Short problem: Below are the records. List every line holding the word "name".

Data items:
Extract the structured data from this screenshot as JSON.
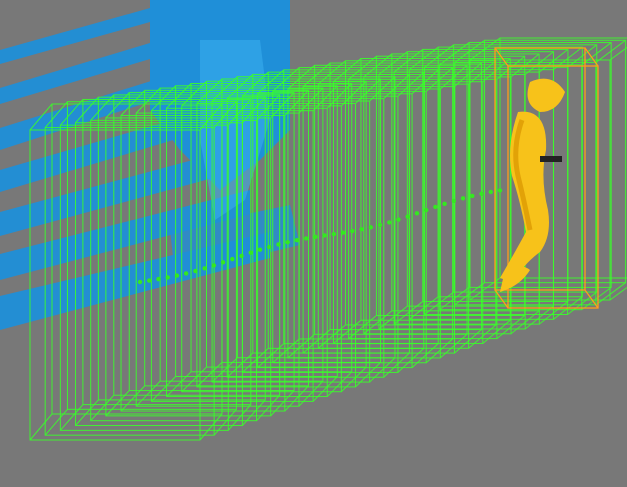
{
  "viewport": {
    "background": "#787878"
  },
  "point_cloud": {
    "color": "#1f8fd8",
    "highlight_color": "#3bb0f0"
  },
  "trajectory": {
    "box_color": "#39ff2a",
    "center_color": "#34e820",
    "box_count": 30
  },
  "target": {
    "box_color": "#ff9d1a",
    "figure_color": "#f7c21a",
    "figure_shadow": "#d99400"
  }
}
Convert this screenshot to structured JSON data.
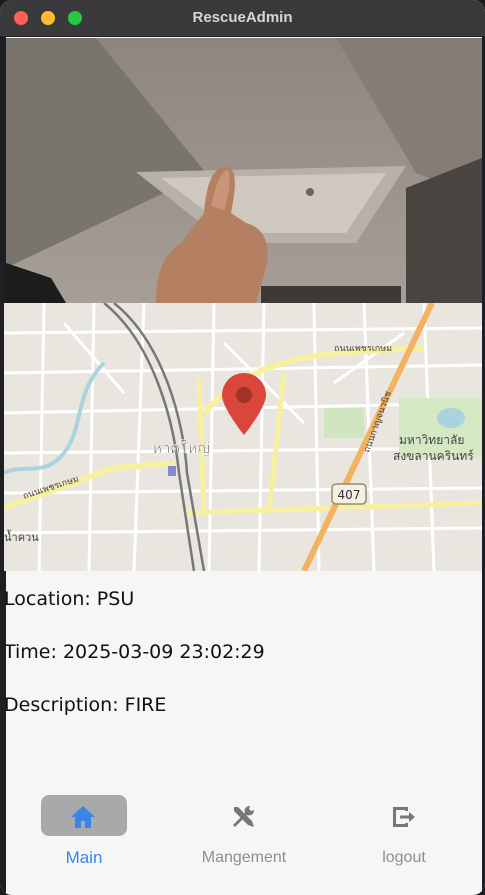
{
  "window": {
    "title": "RescueAdmin"
  },
  "info": {
    "location": "Location: PSU",
    "time": "Time: 2025-03-09 23:02:29",
    "description": "Description: FIRE"
  },
  "map": {
    "labels": {
      "road_north": "ถนนเพชรเกษม",
      "road_west": "ถนนเพชรเกษม",
      "district": "หาดใหญ่",
      "university_line1": "มหาวิทยาลัย",
      "university_line2": "สงขลานครินทร์",
      "highway_shield": "407",
      "road_east": "ถนนกาญจนวนิช",
      "edge_left": "น้ำควน"
    },
    "marker_icon": "map-pin-icon"
  },
  "nav": {
    "items": [
      {
        "label": "Main",
        "icon": "home-icon",
        "active": true
      },
      {
        "label": "Mangement",
        "icon": "tools-icon",
        "active": false
      },
      {
        "label": "logout",
        "icon": "logout-icon",
        "active": false
      }
    ]
  },
  "colors": {
    "accent": "#3a86e6",
    "active_pill": "#a8a9ab",
    "inactive": "#8e8e8e",
    "marker": "#d9473c"
  }
}
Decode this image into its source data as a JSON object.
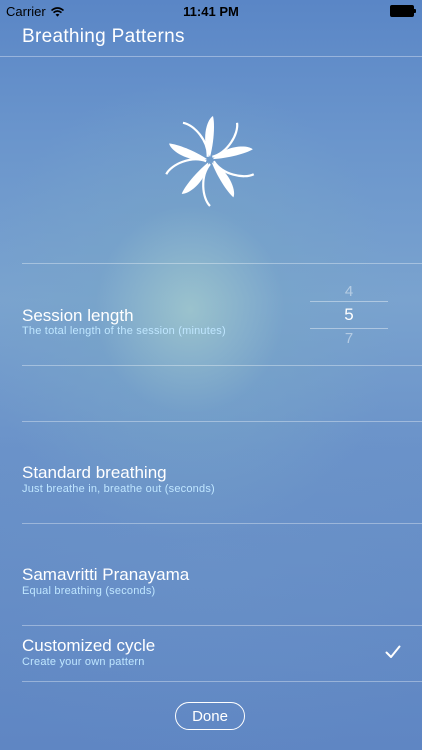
{
  "status_bar": {
    "carrier": "Carrier",
    "time": "11:41 PM"
  },
  "header": {
    "title": "Breathing Patterns"
  },
  "session": {
    "title": "Session length",
    "subtitle": "The total length of the session (minutes)",
    "picker": {
      "previous": "4",
      "selected": "5",
      "next": "7"
    }
  },
  "patterns": [
    {
      "title": "Standard breathing",
      "subtitle": "Just breathe in, breathe out (seconds)"
    },
    {
      "title": "Samavritti Pranayama",
      "subtitle": "Equal breathing (seconds)"
    },
    {
      "title": "Customized cycle",
      "subtitle": "Create your own pattern",
      "selected": true
    }
  ],
  "done_label": "Done",
  "icons": {
    "logo": "flower-icon",
    "wifi": "wifi-icon",
    "battery": "battery-icon",
    "check": "checkmark-icon"
  }
}
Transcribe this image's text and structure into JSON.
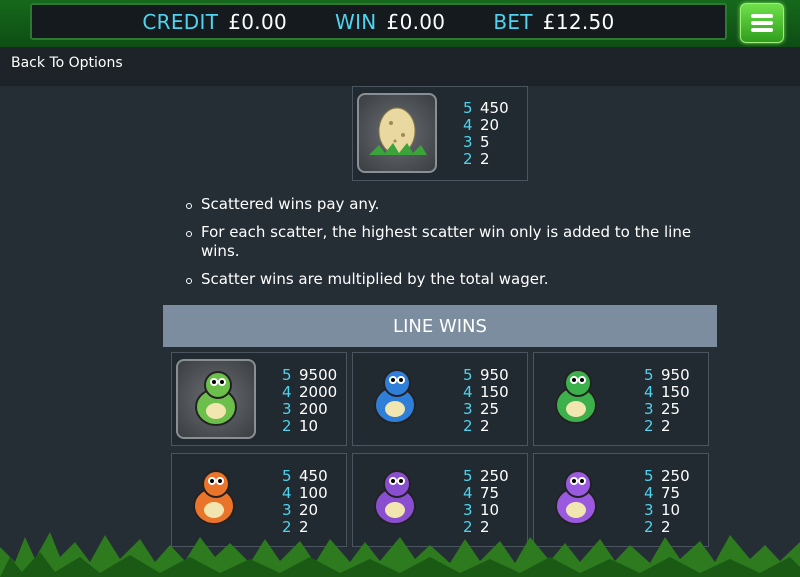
{
  "header": {
    "credit_label": "CREDIT",
    "credit_value": "£0.00",
    "win_label": "WIN",
    "win_value": "£0.00",
    "bet_label": "BET",
    "bet_value": "£12.50"
  },
  "nav": {
    "back_label": "Back To Options"
  },
  "scatter": {
    "symbol": "egg-icon",
    "pays": [
      {
        "n": "5",
        "v": "450"
      },
      {
        "n": "4",
        "v": "20"
      },
      {
        "n": "3",
        "v": "5"
      },
      {
        "n": "2",
        "v": "2"
      }
    ]
  },
  "rules": [
    "Scattered wins pay any.",
    "For each scatter, the highest scatter win only is added to the line wins.",
    "Scatter wins are multiplied by the total wager."
  ],
  "line_wins": {
    "title": "LINE WINS",
    "symbols": [
      {
        "name": "green-dino-mom-icon",
        "pays": [
          {
            "n": "5",
            "v": "9500"
          },
          {
            "n": "4",
            "v": "2000"
          },
          {
            "n": "3",
            "v": "200"
          },
          {
            "n": "2",
            "v": "10"
          }
        ]
      },
      {
        "name": "blue-dino-icon",
        "pays": [
          {
            "n": "5",
            "v": "950"
          },
          {
            "n": "4",
            "v": "150"
          },
          {
            "n": "3",
            "v": "25"
          },
          {
            "n": "2",
            "v": "2"
          }
        ]
      },
      {
        "name": "green-dino-icon",
        "pays": [
          {
            "n": "5",
            "v": "950"
          },
          {
            "n": "4",
            "v": "150"
          },
          {
            "n": "3",
            "v": "25"
          },
          {
            "n": "2",
            "v": "2"
          }
        ]
      },
      {
        "name": "orange-dino-icon",
        "pays": [
          {
            "n": "5",
            "v": "450"
          },
          {
            "n": "4",
            "v": "100"
          },
          {
            "n": "3",
            "v": "20"
          },
          {
            "n": "2",
            "v": "2"
          }
        ]
      },
      {
        "name": "purple-dino-icon",
        "pays": [
          {
            "n": "5",
            "v": "250"
          },
          {
            "n": "4",
            "v": "75"
          },
          {
            "n": "3",
            "v": "10"
          },
          {
            "n": "2",
            "v": "2"
          }
        ]
      },
      {
        "name": "purple-dino-shell-icon",
        "pays": [
          {
            "n": "5",
            "v": "250"
          },
          {
            "n": "4",
            "v": "75"
          },
          {
            "n": "3",
            "v": "10"
          },
          {
            "n": "2",
            "v": "2"
          }
        ]
      }
    ]
  },
  "colors": {
    "accent": "#4fd3ee",
    "header_green": "#16691c",
    "section_bg": "#7b8d9f",
    "page_bg": "#252d35"
  }
}
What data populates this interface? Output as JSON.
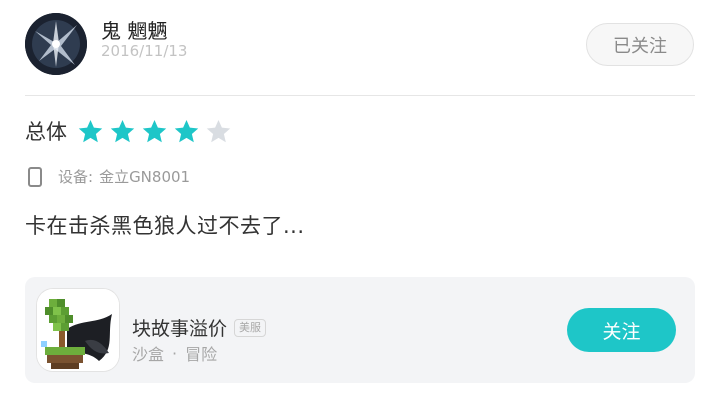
{
  "user": {
    "name": "鬼 魍魉",
    "date": "2016/11/13",
    "follow_label": "已关注"
  },
  "rating": {
    "label": "总体",
    "value": 4,
    "max": 5,
    "filled_color": "#1ec6c8",
    "empty_color": "#d9dde2"
  },
  "device": {
    "label": "设备:",
    "model": "金立GN8001"
  },
  "review": {
    "text": "卡在击杀黑色狼人过不去了..."
  },
  "app": {
    "name": "块故事溢价",
    "badge": "美服",
    "tags": [
      "沙盒",
      "冒险"
    ],
    "tag_separator": "·",
    "follow_label": "关注",
    "accent_color": "#1ec6c8"
  },
  "icons": {
    "device": "phone-icon",
    "star": "star-icon"
  }
}
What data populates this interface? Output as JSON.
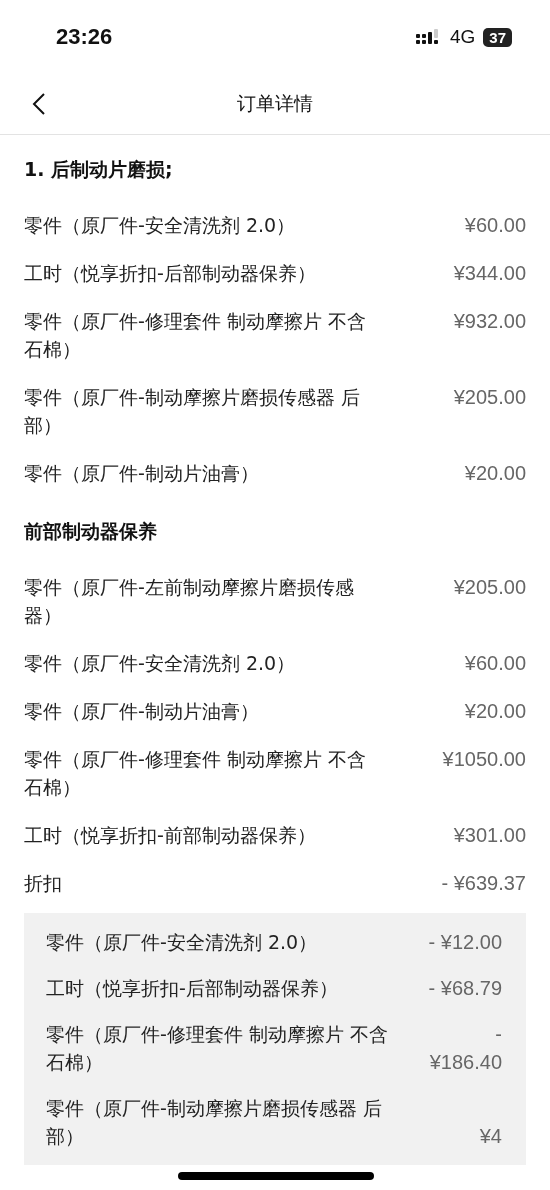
{
  "status_bar": {
    "time": "23:26",
    "network": "4G",
    "battery": "37"
  },
  "nav": {
    "title": "订单详情"
  },
  "sections": [
    {
      "title": "1. 后制动片磨损;",
      "items": [
        {
          "label": "零件（原厂件-安全清洗剂 2.0）",
          "amount": "¥60.00"
        },
        {
          "label": "工时（悦享折扣-后部制动器保养）",
          "amount": "¥344.00"
        },
        {
          "label": "零件（原厂件-修理套件 制动摩擦片 不含石棉）",
          "amount": "¥932.00"
        },
        {
          "label": "零件（原厂件-制动摩擦片磨损传感器 后部）",
          "amount": "¥205.00"
        },
        {
          "label": "零件（原厂件-制动片油膏）",
          "amount": "¥20.00"
        }
      ]
    },
    {
      "title": "前部制动器保养",
      "items": [
        {
          "label": "零件（原厂件-左前制动摩擦片磨损传感器）",
          "amount": "¥205.00"
        },
        {
          "label": "零件（原厂件-安全清洗剂 2.0）",
          "amount": "¥60.00"
        },
        {
          "label": "零件（原厂件-制动片油膏）",
          "amount": "¥20.00"
        },
        {
          "label": "零件（原厂件-修理套件 制动摩擦片 不含石棉）",
          "amount": "¥1050.00"
        },
        {
          "label": "工时（悦享折扣-前部制动器保养）",
          "amount": "¥301.00"
        }
      ]
    }
  ],
  "discount": {
    "label": "折扣",
    "amount": "- ¥639.37",
    "items": [
      {
        "label": "零件（原厂件-安全清洗剂 2.0）",
        "amount": "- ¥12.00"
      },
      {
        "label": "工时（悦享折扣-后部制动器保养）",
        "amount": "- ¥68.79"
      },
      {
        "label": "零件（原厂件-修理套件 制动摩擦片 不含石棉）",
        "amount": "- ¥186.40"
      },
      {
        "label": "零件（原厂件-制动摩擦片磨损传感器 后部）",
        "amount": "¥4"
      }
    ]
  }
}
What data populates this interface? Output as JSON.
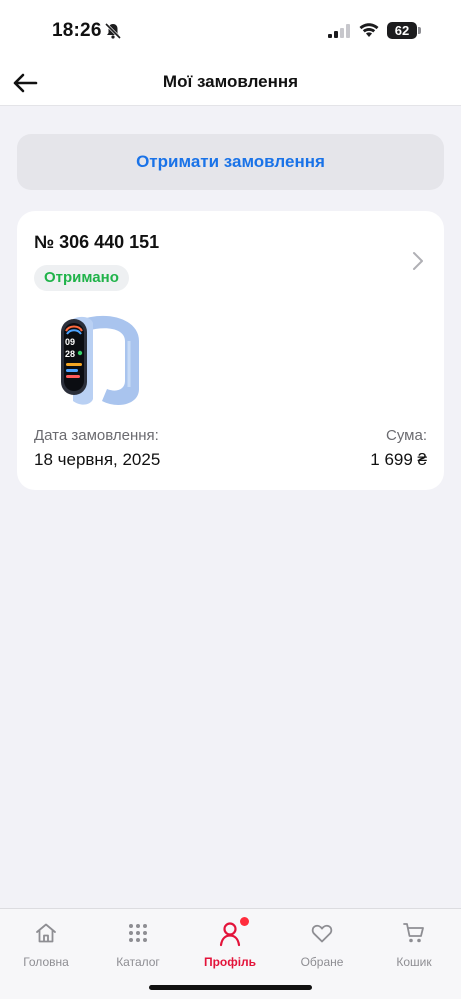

Exercise answer:
        "name": "green-dino-mom-icon",
        "name": "blue-dino-icon",
        "name": "green-dino-icon",
        "name": "orange-dino-icon",
        "name": "purple-dino-icon",
        "name": "purple-dino-shell-icon",
    "name": "鬼 魍魉",
    "name": "块故事溢价",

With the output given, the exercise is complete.